● **Goal of the exercise**
Repeat every record below exactly, omitting any pictures.

● **Dataset excerpts**
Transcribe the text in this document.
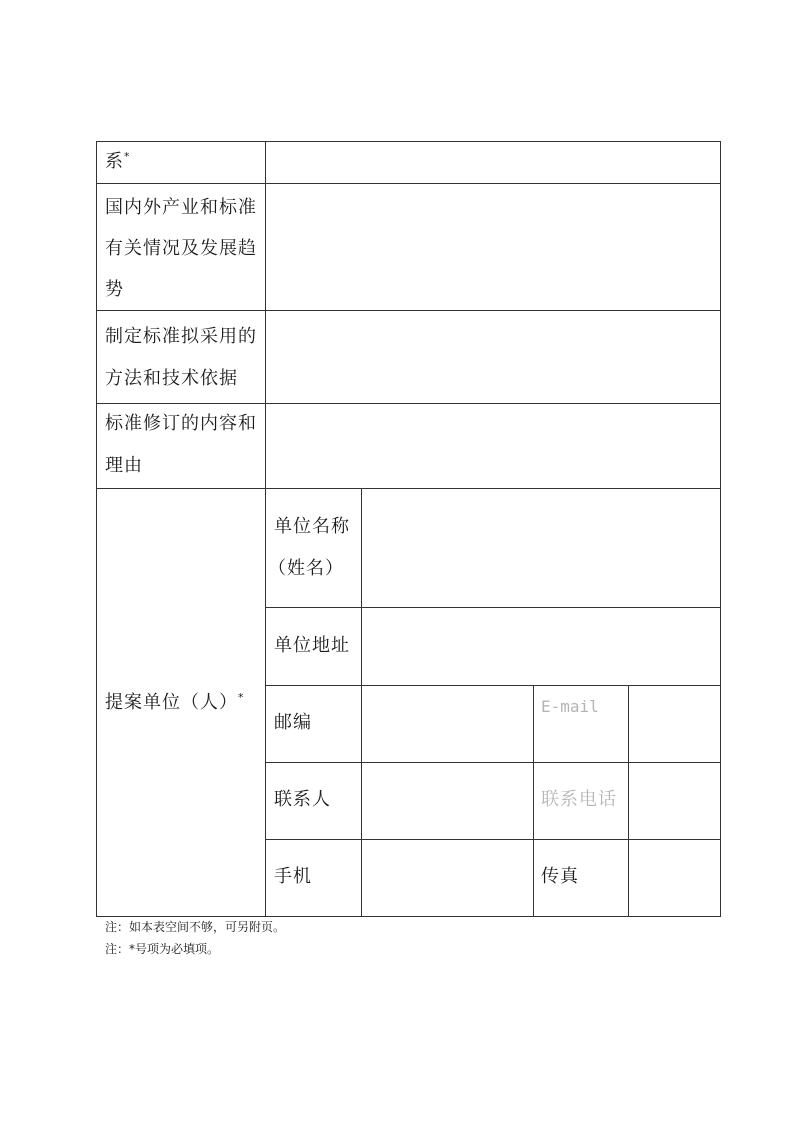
系*
国内外产业和标准
有关情况及发展趋
势
制定标准拟采用的
方法和技术依据
标准修订的内容和
理由
提案单位（人）*
单位名称
（姓名）
单位地址
邮编
E-mail
联系人	联系电话
手机	传真
注：如本表空间不够，可另附页。
注：*号项为必填项。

● **Exercise answer**
Transcribe the text in this document.
系*
国内外产业和标准
有关情况及发展趋
势
制定标准拟采用的
方法和技术依据
标准修订的内容和
理由
提案单位（人）*
单位名称
（姓名）
单位地址
邮编
E-mail
联系人	联系电话
手机	传真
注：如本表空间不够，可另附页。
注：*号项为必填项。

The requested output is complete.